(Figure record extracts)
━━━━━━━━━━

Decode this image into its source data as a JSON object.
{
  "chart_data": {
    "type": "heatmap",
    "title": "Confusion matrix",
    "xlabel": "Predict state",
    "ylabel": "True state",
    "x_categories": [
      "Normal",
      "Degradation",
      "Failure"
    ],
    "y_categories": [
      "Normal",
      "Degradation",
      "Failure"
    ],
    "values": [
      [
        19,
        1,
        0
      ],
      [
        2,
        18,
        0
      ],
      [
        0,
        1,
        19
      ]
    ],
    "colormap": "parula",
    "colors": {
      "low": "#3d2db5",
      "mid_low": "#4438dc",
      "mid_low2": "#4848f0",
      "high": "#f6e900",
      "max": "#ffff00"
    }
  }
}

━━━━━━━━━━

## WHAT YOU SHOULD DO
Search the preceding listing for "state" and extract every line where it is found.

## OUTPUT BELOW
    "xlabel": "Predict state",
    "ylabel": "True state",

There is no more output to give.